# What to produce
Retype each record shown below, leaving every character as it is.

---------------

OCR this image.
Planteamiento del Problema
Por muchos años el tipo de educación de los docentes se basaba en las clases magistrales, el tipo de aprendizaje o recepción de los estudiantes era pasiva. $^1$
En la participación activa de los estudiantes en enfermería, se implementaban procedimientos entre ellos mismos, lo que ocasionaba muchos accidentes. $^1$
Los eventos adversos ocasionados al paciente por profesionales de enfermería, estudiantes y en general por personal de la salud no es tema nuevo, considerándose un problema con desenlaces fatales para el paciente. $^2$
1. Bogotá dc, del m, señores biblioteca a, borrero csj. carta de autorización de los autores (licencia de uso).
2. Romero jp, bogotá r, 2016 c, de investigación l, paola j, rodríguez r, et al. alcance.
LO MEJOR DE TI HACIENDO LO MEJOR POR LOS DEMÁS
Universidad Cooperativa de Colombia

---------------

# Response to this task
OCR this image.
Planteamiento del Problema
Por muchos años el tipo de educación de los docentes se basaba en las clases magistrales, el tipo de aprendizaje o recepción de los estudiantes era pasiva. $^1$
En la participación activa de los estudiantes en enfermería, se implementaban procedimientos entre ellos mismos, lo que ocasionaba muchos accidentes. $^1$
Los eventos adversos ocasionados al paciente por profesionales de enfermería, estudiantes y en general por personal de la salud no es tema nuevo, considerándose un problema con desenlaces fatales para el paciente. $^2$
1. Bogotá dc, del m, señores biblioteca a, borrero csj. carta de autorización de los autores (licencia de uso).
2. Romero jp, bogotá r, 2016 c, de investigación l, paola j, rodríguez r, et al. alcance.
LO MEJOR DE TI HACIENDO LO MEJOR POR LOS DEMÁS
Universidad Cooperativa de Colombia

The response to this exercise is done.